::: INFORMATION

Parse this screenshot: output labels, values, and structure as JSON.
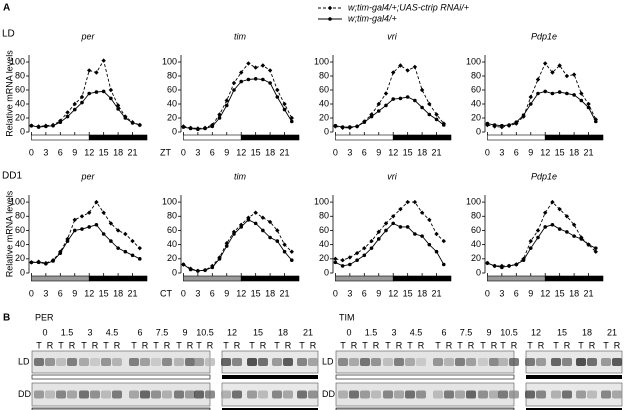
{
  "panel_labels": [
    "A",
    "B"
  ],
  "legend": [
    {
      "name": "w;tim-gal4/+;UAS-ctrip RNAi/+",
      "dashed": true,
      "marker": "diamond",
      "color": "#000000"
    },
    {
      "name": "w;tim-gal4/+",
      "dashed": false,
      "marker": "circle",
      "color": "#000000"
    }
  ],
  "row_labels": [
    "LD",
    "DD1"
  ],
  "chart_data": [
    {
      "type": "line",
      "title": "per",
      "ylabel": "Relative mRNA levels",
      "xlabel": "ZT",
      "x": [
        0,
        1.5,
        3,
        4.5,
        6,
        7.5,
        9,
        10.5,
        12,
        13.5,
        15,
        16.5,
        18,
        19.5,
        21,
        22.5
      ],
      "xlim": [
        -0.5,
        24
      ],
      "xticks": [
        0,
        3,
        6,
        9,
        12,
        15,
        18,
        21
      ],
      "ylim": [
        0,
        110
      ],
      "yticks": [
        0,
        20,
        40,
        60,
        80,
        100
      ],
      "phase_bar": [
        {
          "from": 0,
          "to": 12,
          "color": "#ffffff"
        },
        {
          "from": 12,
          "to": 24,
          "color": "#000000"
        }
      ],
      "series": [
        {
          "color": "#000000",
          "dashed": true,
          "values": [
            9,
            8,
            9,
            10,
            16,
            28,
            40,
            50,
            88,
            85,
            102,
            60,
            38,
            22,
            14,
            10
          ]
        },
        {
          "color": "#000000",
          "dashed": false,
          "values": [
            9,
            7,
            8,
            9,
            14,
            22,
            32,
            42,
            55,
            57,
            58,
            48,
            33,
            20,
            13,
            10
          ]
        }
      ]
    },
    {
      "type": "line",
      "title": "tim",
      "x": [
        0,
        1.5,
        3,
        4.5,
        6,
        7.5,
        9,
        10.5,
        12,
        13.5,
        15,
        16.5,
        18,
        19.5,
        21,
        22.5
      ],
      "xlim": [
        -0.5,
        24
      ],
      "xticks": [
        0,
        3,
        6,
        9,
        12,
        15,
        18,
        21
      ],
      "ylim": [
        0,
        110
      ],
      "yticks": [
        0,
        20,
        40,
        60,
        80,
        100
      ],
      "phase_bar": [
        {
          "from": 0,
          "to": 12,
          "color": "#ffffff"
        },
        {
          "from": 12,
          "to": 24,
          "color": "#000000"
        }
      ],
      "series": [
        {
          "color": "#000000",
          "dashed": true,
          "values": [
            8,
            6,
            5,
            6,
            10,
            25,
            45,
            70,
            85,
            98,
            92,
            95,
            88,
            60,
            40,
            20
          ]
        },
        {
          "color": "#000000",
          "dashed": false,
          "values": [
            7,
            5,
            4,
            5,
            8,
            20,
            38,
            60,
            72,
            75,
            76,
            75,
            70,
            50,
            32,
            15
          ]
        }
      ]
    },
    {
      "type": "line",
      "title": "vri",
      "x": [
        0,
        1.5,
        3,
        4.5,
        6,
        7.5,
        9,
        10.5,
        12,
        13.5,
        15,
        16.5,
        18,
        19.5,
        21,
        22.5
      ],
      "xlim": [
        -0.5,
        24
      ],
      "xticks": [
        0,
        3,
        6,
        9,
        12,
        15,
        18,
        21
      ],
      "ylim": [
        0,
        110
      ],
      "yticks": [
        0,
        20,
        40,
        60,
        80,
        100
      ],
      "phase_bar": [
        {
          "from": 0,
          "to": 12,
          "color": "#ffffff"
        },
        {
          "from": 12,
          "to": 24,
          "color": "#000000"
        }
      ],
      "series": [
        {
          "color": "#000000",
          "dashed": true,
          "values": [
            8,
            6,
            6,
            8,
            15,
            25,
            40,
            55,
            85,
            95,
            88,
            93,
            60,
            40,
            25,
            12
          ]
        },
        {
          "color": "#000000",
          "dashed": false,
          "values": [
            9,
            7,
            7,
            8,
            14,
            22,
            30,
            38,
            47,
            48,
            50,
            45,
            35,
            25,
            18,
            10
          ]
        }
      ]
    },
    {
      "type": "line",
      "title": "Pdp1e",
      "x": [
        0,
        1.5,
        3,
        4.5,
        6,
        7.5,
        9,
        10.5,
        12,
        13.5,
        15,
        16.5,
        18,
        19.5,
        21,
        22.5
      ],
      "xlim": [
        -0.5,
        24
      ],
      "xticks": [
        0,
        3,
        6,
        9,
        12,
        15,
        18,
        21
      ],
      "ylim": [
        0,
        110
      ],
      "yticks": [
        0,
        20,
        40,
        60,
        80,
        100
      ],
      "phase_bar": [
        {
          "from": 0,
          "to": 12,
          "color": "#ffffff"
        },
        {
          "from": 12,
          "to": 24,
          "color": "#000000"
        }
      ],
      "series": [
        {
          "color": "#000000",
          "dashed": true,
          "values": [
            10,
            8,
            7,
            9,
            12,
            22,
            50,
            75,
            98,
            85,
            95,
            80,
            82,
            55,
            40,
            18
          ]
        },
        {
          "color": "#000000",
          "dashed": false,
          "values": [
            12,
            10,
            9,
            10,
            14,
            24,
            40,
            55,
            58,
            55,
            57,
            55,
            53,
            45,
            35,
            15
          ]
        }
      ]
    },
    {
      "type": "line",
      "title": "per",
      "ylabel": "Relative mRNA levels",
      "xlabel": "CT",
      "x": [
        0,
        1.5,
        3,
        4.5,
        6,
        7.5,
        9,
        10.5,
        12,
        13.5,
        15,
        16.5,
        18,
        19.5,
        21,
        22.5
      ],
      "xlim": [
        -0.5,
        24
      ],
      "xticks": [
        0,
        3,
        6,
        9,
        12,
        15,
        18,
        21
      ],
      "ylim": [
        0,
        110
      ],
      "yticks": [
        0,
        20,
        40,
        60,
        80,
        100
      ],
      "phase_bar": [
        {
          "from": 0,
          "to": 12,
          "color": "#999999"
        },
        {
          "from": 12,
          "to": 24,
          "color": "#000000"
        }
      ],
      "series": [
        {
          "color": "#000000",
          "dashed": true,
          "values": [
            15,
            16,
            14,
            18,
            30,
            48,
            75,
            80,
            85,
            100,
            85,
            70,
            60,
            55,
            45,
            35
          ]
        },
        {
          "color": "#000000",
          "dashed": false,
          "values": [
            15,
            15,
            13,
            17,
            28,
            45,
            60,
            62,
            65,
            68,
            55,
            45,
            35,
            30,
            25,
            20
          ]
        }
      ]
    },
    {
      "type": "line",
      "title": "tim",
      "x": [
        0,
        1.5,
        3,
        4.5,
        6,
        7.5,
        9,
        10.5,
        12,
        13.5,
        15,
        16.5,
        18,
        19.5,
        21,
        22.5
      ],
      "xlim": [
        -0.5,
        24
      ],
      "xticks": [
        0,
        3,
        6,
        9,
        12,
        15,
        18,
        21
      ],
      "ylim": [
        0,
        110
      ],
      "yticks": [
        0,
        20,
        40,
        60,
        80,
        100
      ],
      "phase_bar": [
        {
          "from": 0,
          "to": 12,
          "color": "#999999"
        },
        {
          "from": 12,
          "to": 24,
          "color": "#000000"
        }
      ],
      "series": [
        {
          "color": "#000000",
          "dashed": true,
          "values": [
            12,
            6,
            3,
            4,
            10,
            22,
            42,
            58,
            68,
            78,
            85,
            78,
            72,
            60,
            40,
            30
          ]
        },
        {
          "color": "#000000",
          "dashed": false,
          "values": [
            12,
            5,
            3,
            4,
            8,
            20,
            38,
            55,
            65,
            75,
            70,
            60,
            50,
            45,
            30,
            18
          ]
        }
      ]
    },
    {
      "type": "line",
      "title": "vri",
      "x": [
        0,
        1.5,
        3,
        4.5,
        6,
        7.5,
        9,
        10.5,
        12,
        13.5,
        15,
        16.5,
        18,
        19.5,
        21,
        22.5
      ],
      "xlim": [
        -0.5,
        24
      ],
      "xticks": [
        0,
        3,
        6,
        9,
        12,
        15,
        18,
        21
      ],
      "ylim": [
        0,
        110
      ],
      "yticks": [
        0,
        20,
        40,
        60,
        80,
        100
      ],
      "phase_bar": [
        {
          "from": 0,
          "to": 12,
          "color": "#999999"
        },
        {
          "from": 12,
          "to": 24,
          "color": "#000000"
        }
      ],
      "series": [
        {
          "color": "#000000",
          "dashed": true,
          "values": [
            20,
            18,
            22,
            28,
            35,
            45,
            58,
            70,
            80,
            90,
            100,
            100,
            85,
            75,
            55,
            45
          ]
        },
        {
          "color": "#000000",
          "dashed": false,
          "values": [
            15,
            10,
            12,
            18,
            25,
            35,
            48,
            60,
            70,
            65,
            65,
            55,
            52,
            40,
            30,
            12
          ]
        }
      ]
    },
    {
      "type": "line",
      "title": "Pdp1e",
      "x": [
        0,
        1.5,
        3,
        4.5,
        6,
        7.5,
        9,
        10.5,
        12,
        13.5,
        15,
        16.5,
        18,
        19.5,
        21,
        22.5
      ],
      "xlim": [
        -0.5,
        24
      ],
      "xticks": [
        0,
        3,
        6,
        9,
        12,
        15,
        18,
        21
      ],
      "ylim": [
        0,
        110
      ],
      "yticks": [
        0,
        20,
        40,
        60,
        80,
        100
      ],
      "phase_bar": [
        {
          "from": 0,
          "to": 12,
          "color": "#999999"
        },
        {
          "from": 12,
          "to": 24,
          "color": "#000000"
        }
      ],
      "series": [
        {
          "color": "#000000",
          "dashed": true,
          "values": [
            14,
            10,
            10,
            10,
            12,
            20,
            45,
            60,
            85,
            100,
            90,
            80,
            68,
            50,
            40,
            30
          ]
        },
        {
          "color": "#000000",
          "dashed": false,
          "values": [
            14,
            10,
            8,
            10,
            12,
            18,
            35,
            50,
            65,
            68,
            62,
            58,
            52,
            48,
            40,
            35
          ]
        }
      ]
    }
  ],
  "blots": [
    {
      "title": "PER",
      "times": [
        "0",
        "1.5",
        "3",
        "4.5",
        "6",
        "7.5",
        "9",
        "10.5",
        "12",
        "15",
        "18",
        "21"
      ],
      "lane_labels": [
        "T",
        "R"
      ],
      "rows": [
        "LD",
        "DD"
      ]
    },
    {
      "title": "TIM",
      "times": [
        "0",
        "1.5",
        "3",
        "4.5",
        "6",
        "7.5",
        "9",
        "10.5",
        "12",
        "15",
        "18",
        "21"
      ],
      "lane_labels": [
        "T",
        "R"
      ],
      "rows": [
        "LD",
        "DD"
      ]
    }
  ]
}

::::::

**REQUIRED ACTION**
Return each line from the entries above that includes "name".

**TASK RESPONSE**
      "name": "w;tim-gal4/+;UAS-ctrip RNAi/+",
      "name": "w;tim-gal4/+",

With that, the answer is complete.